[Entries supplied]
- - -

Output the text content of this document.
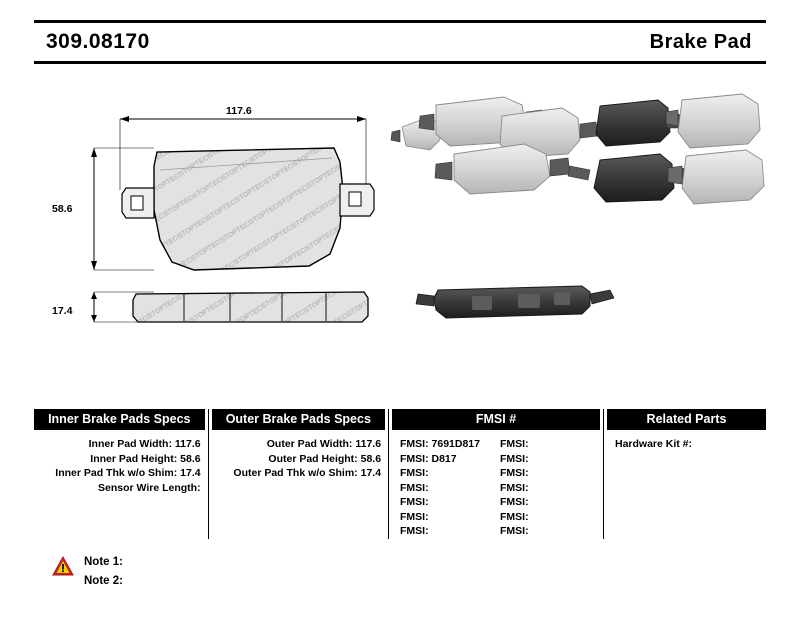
309.08170	Brake Pad
117.6
58.6
17.4
Inner Brake Pads Specs
Inner Pad Width: 117.6
Inner Pad Height: 58.6
Inner Pad Thk w/o Shim: 17.4
Sensor Wire Length:
Outer Brake Pads Specs
Outer Pad Width: 117.6
Outer Pad Height: 58.6
Outer Pad Thk w/o Shim: 17.4
FMSI #
FMSI: 7691D817
FMSI: D817
FMSI:
FMSI:
FMSI:
FMSI:
FMSI:
FMSI:
FMSI:
FMSI:
FMSI:
FMSI:
FMSI:
FMSI:
Related Parts
Hardware Kit #:
Note 1:
Note 2:
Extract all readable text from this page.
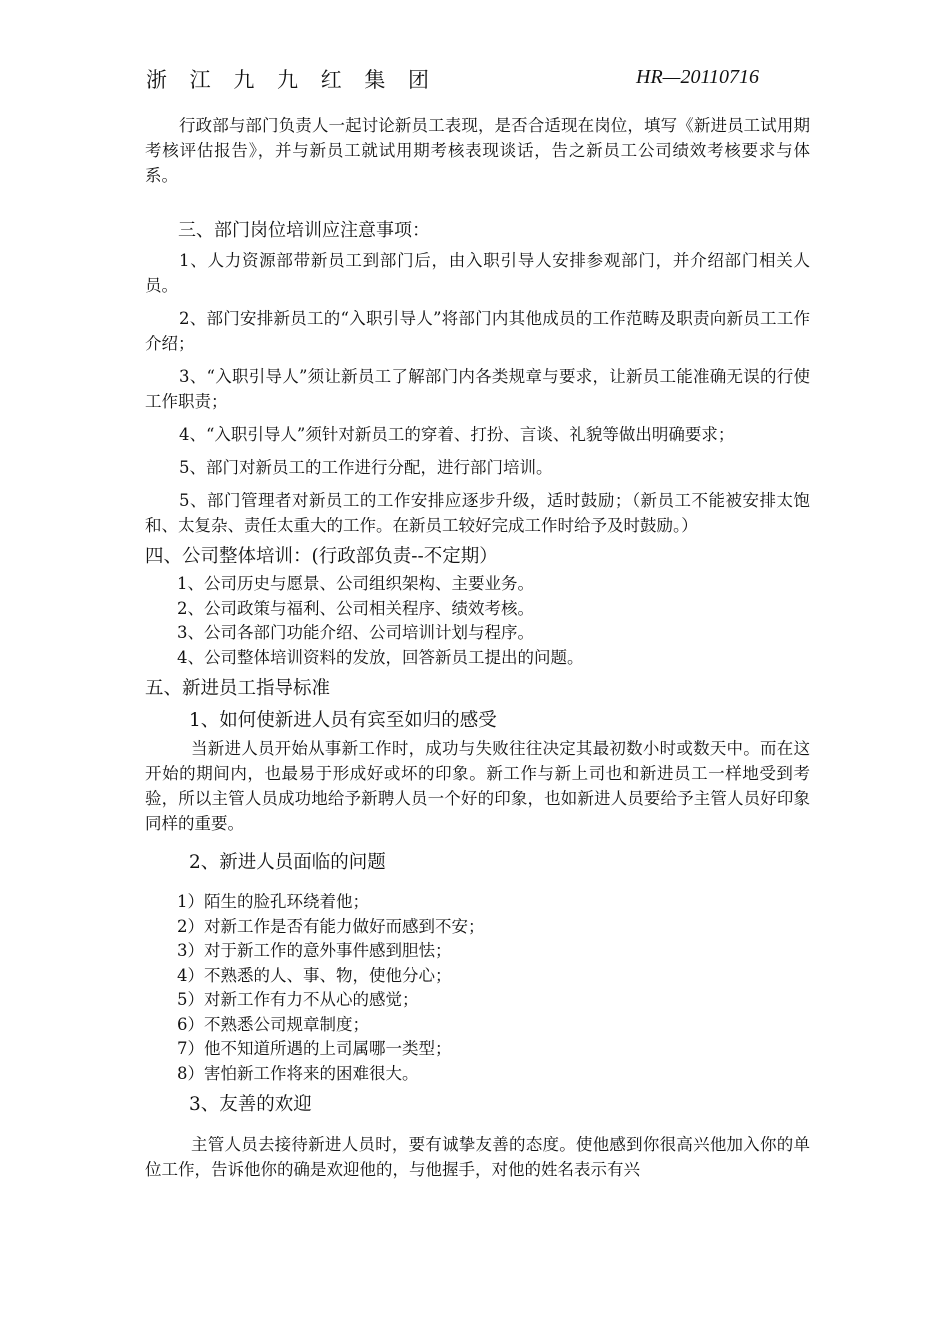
浙 江 九 九 红 集 团	HR—20110716

行政部与部门负责人一起讨论新员工表现，是否合适现在岗位，填写《新进员工试用期考核评估报告》，并与新员工就试用期考核表现谈话，告之新员工公司绩效考核要求与体系。

三、部门岗位培训应注意事项：

1、人力资源部带新员工到部门后，由入职引导人安排参观部门，并介绍部门相关人员。

2、部门安排新员工的“入职引导人”将部门内其他成员的工作范畴及职责向新员工工作介绍；

3、“入职引导人”须让新员工了解部门内各类规章与要求，让新员工能准确无误的行使工作职责；

4、“入职引导人”须针对新员工的穿着、打扮、言谈、礼貌等做出明确要求；

5、部门对新员工的工作进行分配，进行部门培训。

5、部门管理者对新员工的工作安排应逐步升级，适时鼓励；（新员工不能被安排太饱和、太复杂、责任太重大的工作。在新员工较好完成工作时给予及时鼓励。）

四、公司整体培训：(行政部负责--不定期）

1、公司历史与愿景、公司组织架构、主要业务。

2、公司政策与福利、公司相关程序、绩效考核。

3、公司各部门功能介绍、公司培训计划与程序。

4、公司整体培训资料的发放，回答新员工提出的问题。

五、新进员工指导标准

1、如何使新进人员有宾至如归的感受

当新进人员开始从事新工作时，成功与失败往往决定其最初数小时或数天中。而在这开始的期间内，也最易于形成好或坏的印象。新工作与新上司也和新进员工一样地受到考验，所以主管人员成功地给予新聘人员一个好的印象，也如新进人员要给予主管人员好印象同样的重要。

2、新进人员面临的问题

1）陌生的脸孔环绕着他；

2）对新工作是否有能力做好而感到不安；

3）对于新工作的意外事件感到胆怯；

4）不熟悉的人、事、物，使他分心；

5）对新工作有力不从心的感觉；

6）不熟悉公司规章制度；

7）他不知道所遇的上司属哪一类型；

8）害怕新工作将来的困难很大。

3、友善的欢迎

主管人员去接待新进人员时，要有诚挚友善的态度。使他感到你很高兴他加入你的单位工作，告诉他你的确是欢迎他的，与他握手，对他的姓名表示有兴
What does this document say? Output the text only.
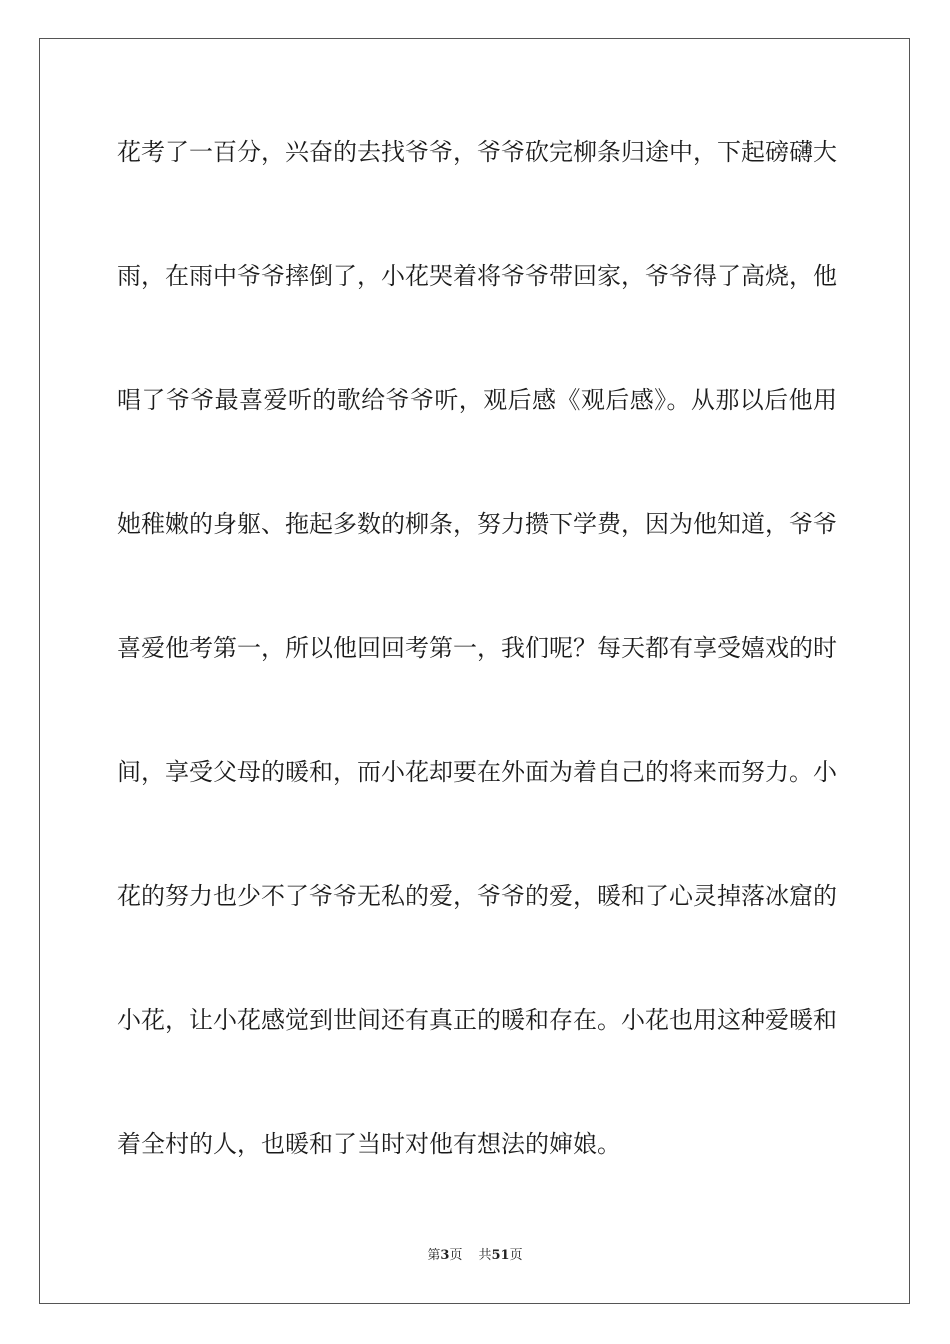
花考了一百分，兴奋的去找爷爷，爷爷砍完柳条归途中，下起磅礴大
雨，在雨中爷爷摔倒了，小花哭着将爷爷带回家，爷爷得了高烧，他
唱了爷爷最喜爱听的歌给爷爷听，观后感《观后感》。从那以后他用
她稚嫩的身躯、拖起多数的柳条，努力攒下学费，因为他知道，爷爷
喜爱他考第一，所以他回回考第一，我们呢？每天都有享受嬉戏的时
间，享受父母的暖和，而小花却要在外面为着自己的将来而努力。小
花的努力也少不了爷爷无私的爱，爷爷的爱，暖和了心灵掉落冰窟的
小花，让小花感觉到世间还有真正的暖和存在。小花也用这种爱暖和
着全村的人，也暖和了当时对他有想法的婶娘。
第3页 共51页
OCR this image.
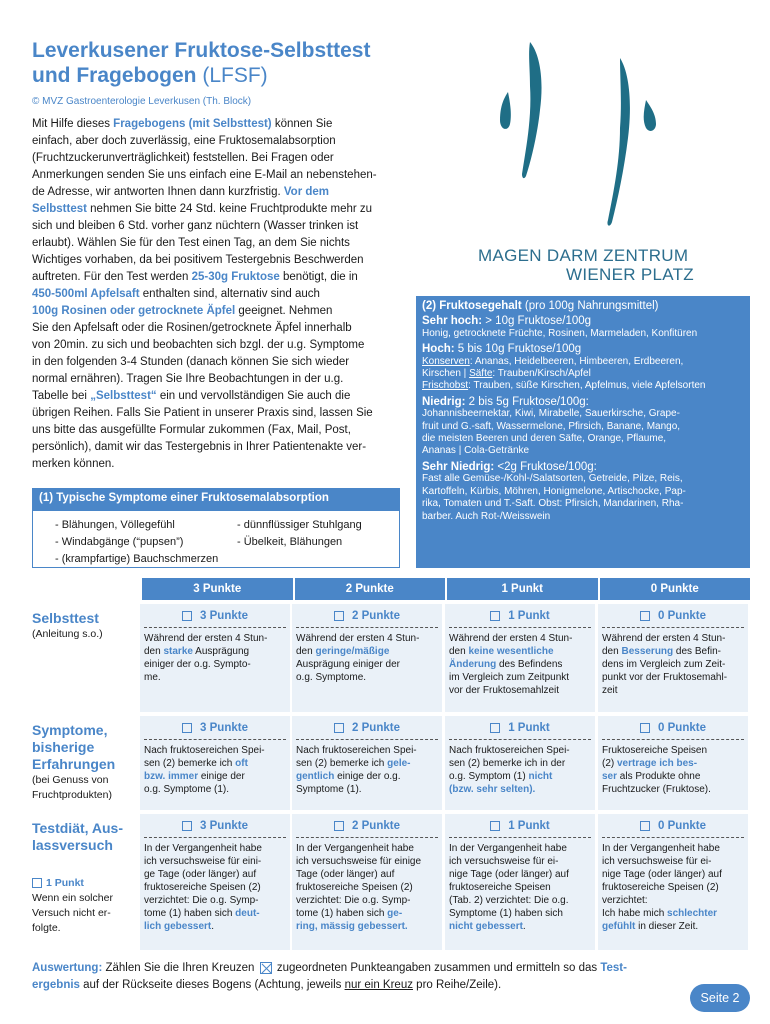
Leverkusener Fruktose-Selbsttest
und Fragebogen (LFSF)
© MVZ Gastroenterologie Leverkusen (Th. Block)
Mit Hilfe dieses Fragebogens (mit Selbsttest) können Sie
einfach, aber doch zuverlässig, eine Fruktosemalabsorption
(Fruchtzuckerunverträglichkeit) feststellen. Bei Fragen oder
Anmerkungen senden Sie uns einfach eine E-Mail an nebenstehen-
de Adresse, wir antworten Ihnen dann kurzfristig. Vor dem
Selbsttest nehmen Sie bitte 24 Std. keine Fruchtprodukte mehr zu
sich und bleiben 6 Std. vorher ganz nüchtern (Wasser trinken ist
erlaubt). Wählen Sie für den Test einen Tag, an dem Sie nichts
Wichtiges vorhaben, da bei positivem Testergebnis Beschwerden
auftreten. Für den Test werden 25-30g Fruktose benötigt, die in
450-500ml Apfelsaft enthalten sind, alternativ sind auch
100g Rosinen oder getrocknete Äpfel geeignet. Nehmen
Sie den Apfelsaft oder die Rosinen/getrocknete Äpfel innerhalb
von 20min. zu sich und beobachten sich bzgl. der u.g. Symptome
in den folgenden 3-4 Stunden (danach können Sie sich wieder
normal ernähren). Tragen Sie Ihre Beobachtungen in der u.g.
Tabelle bei „Selbsttest“ ein und vervollständigen Sie auch die
übrigen Reihen. Falls Sie Patient in unserer Praxis sind, lassen Sie
uns bitte das ausgefüllte Formular zukommen (Fax, Mail, Post,
persönlich), damit wir das Testergebnis in Ihrer Patientenakte ver-
merken können.
MAGEN DARM ZENTRUM
WIENER PLATZ
(2) Fruktosegehalt (pro 100g Nahrungsmittel)
Sehr hoch: > 10g Fruktose/100g
Honig, getrocknete Früchte, Rosinen, Marmeladen, Konfitüren
Hoch: 5 bis 10g Fruktose/100g
Konserven: Ananas, Heidelbeeren, Himbeeren, Erdbeeren,
Kirschen | Säfte: Trauben/Kirsch/Apfel
Frischobst: Trauben, süße Kirschen, Apfelmus, viele Apfelsorten
Niedrig: 2 bis 5g Fruktose/100g:
Johannisbeernektar, Kiwi, Mirabelle, Sauerkirsche, Grape-
fruit und G.-saft, Wassermelone, Pfirsich, Banane, Mango,
die meisten Beeren und deren Säfte, Orange, Pflaume,
Ananas | Cola-Getränke
Sehr Niedrig: <2g Fruktose/100g:
Fast alle Gemüse-/Kohl-/Salatsorten, Getreide, Pilze, Reis,
Kartoffeln, Kürbis, Möhren, Honigmelone, Artischocke, Pap-
rika, Tomaten und T.-Saft. Obst: Pfirsich, Mandarinen, Rha-
barber. Auch Rot-/Weisswein
(1) Typische Symptome einer Fruktosemalabsorption
- Blähungen, Völlegefühl	- dünnflüssiger Stuhlgang
- Windabgänge (“pupsen”)	- Übelkeit, Blähungen
- (krampfartige) Bauchschmerzen
3 Punkte	2 Punkte	1 Punkt	0 Punkte
Selbsttest
(Anleitung s.o.)
3 Punkte
Während der ersten 4 Stun-
den starke Ausprägung
einiger der o.g. Sympto-
me.
2 Punkte
Während der ersten 4 Stun-
den geringe/mäßige
Ausprägung einiger der
o.g. Symptome.
1 Punkt
Während der ersten 4 Stun-
den keine wesentliche
Änderung des Befindens
im Vergleich zum Zeitpunkt
vor der Fruktosemahlzeit
0 Punkte
Während der ersten 4 Stun-
den Besserung des Befin-
dens im Vergleich zum Zeit-
punkt vor der Fruktosemahl-
zeit
Symptome,
bisherige
Erfahrungen
(bei Genuss von
Fruchtprodukten)
3 Punkte
Nach fruktosereichen Spei-
sen (2) bemerke ich oft
bzw. immer einige der
o.g. Symptome (1).
2 Punkte
Nach fruktosereichen Spei-
sen (2) bemerke ich gele-
gentlich einige der o.g.
Symptome (1).
1 Punkt
Nach fruktosereichen Spei-
sen (2) bemerke ich in der
o.g. Symptom (1) nicht
(bzw. sehr selten).
0 Punkte
Fruktosereiche Speisen
(2) vertrage ich bes-
ser als Produkte ohne
Fruchtzucker (Fruktose).
Testdiät, Aus-
lassversuch
1 Punkt
Wenn ein solcher
Versuch nicht er-
folgte.
3 Punkte
In der Vergangenheit habe
ich versuchsweise für eini-
ge Tage (oder länger) auf
fruktosereiche Speisen (2)
verzichtet: Die o.g. Symp-
tome (1) haben sich deut-
lich gebessert.
2 Punkte
In der Vergangenheit habe
ich versuchsweise für einige
Tage (oder länger) auf
fruktosereiche Speisen (2)
verzichtet: Die o.g. Symp-
tome (1) haben sich ge-
ring, mässig gebessert.
1 Punkt
In der Vergangenheit habe
ich versuchsweise für ei-
nige Tage (oder länger) auf
fruktosereiche Speisen
(Tab. 2) verzichtet: Die o.g.
Symptome (1) haben sich
nicht gebessert.
0 Punkte
In der Vergangenheit habe
ich versuchsweise für ei-
nige Tage (oder länger) auf
fruktosereiche Speisen (2)
verzichtet:
Ich habe mich schlechter
gefühlt in dieser Zeit.
Auswertung: Zählen Sie die Ihren Kreuzen  zugeordneten Punkteangaben zusammen und ermitteln so das Test-
ergebnis auf der Rückseite dieses Bogens (Achtung, jeweils nur ein Kreuz pro Reihe/Zeile).
Seite 2
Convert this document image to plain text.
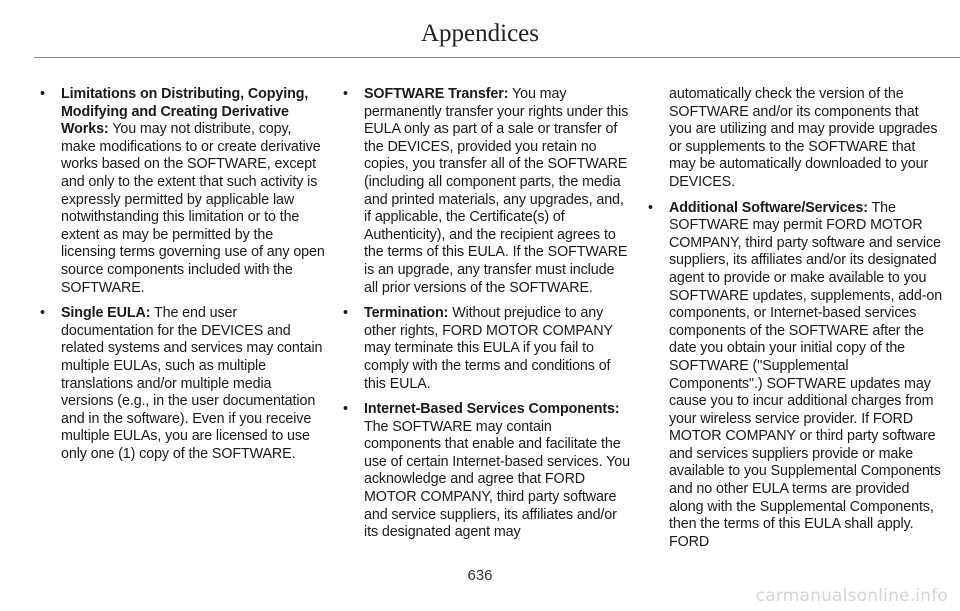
Appendices
• Limitations on Distributing, Copying, Modifying and Creating Derivative Works: You may not distribute, copy, make modifications to or create derivative works based on the SOFTWARE, except and only to the extent that such activity is expressly permitted by applicable law notwithstanding this limitation or to the extent as may be permitted by the licensing terms governing use of any open source components included with the SOFTWARE.
• Single EULA: The end user documentation for the DEVICES and related systems and services may contain multiple EULAs, such as multiple translations and/or multiple media versions (e.g., in the user documentation and in the software). Even if you receive multiple EULAs, you are licensed to use only one (1) copy of the SOFTWARE.
• SOFTWARE Transfer: You may permanently transfer your rights under this EULA only as part of a sale or transfer of the DEVICES, provided you retain no copies, you transfer all of the SOFTWARE (including all component parts, the media and printed materials, any upgrades, and, if applicable, the Certificate(s) of Authenticity), and the recipient agrees to the terms of this EULA. If the SOFTWARE is an upgrade, any transfer must include all prior versions of the SOFTWARE.
• Termination: Without prejudice to any other rights, FORD MOTOR COMPANY may terminate this EULA if you fail to comply with the terms and conditions of this EULA.
• Internet-Based Services Components: The SOFTWARE may contain components that enable and facilitate the use of certain Internet-based services. You acknowledge and agree that FORD MOTOR COMPANY, third party software and service suppliers, its affiliates and/or its designated agent may
automatically check the version of the SOFTWARE and/or its components that you are utilizing and may provide upgrades or supplements to the SOFTWARE that may be automatically downloaded to your DEVICES.
• Additional Software/Services: The SOFTWARE may permit FORD MOTOR COMPANY, third party software and service suppliers, its affiliates and/or its designated agent to provide or make available to you SOFTWARE updates, supplements, add-on components, or Internet-based services components of the SOFTWARE after the date you obtain your initial copy of the SOFTWARE ("Supplemental Components".) SOFTWARE updates may cause you to incur additional charges from your wireless service provider. If FORD MOTOR COMPANY or third party software and services suppliers provide or make available to you Supplemental Components and no other EULA terms are provided along with the Supplemental Components, then the terms of this EULA shall apply. FORD
636
carmanualsonline.info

- - -

[Exercise aim]
Tally how many lines in the material above hold the word "Width". Write only that number.

[Exercise response]
2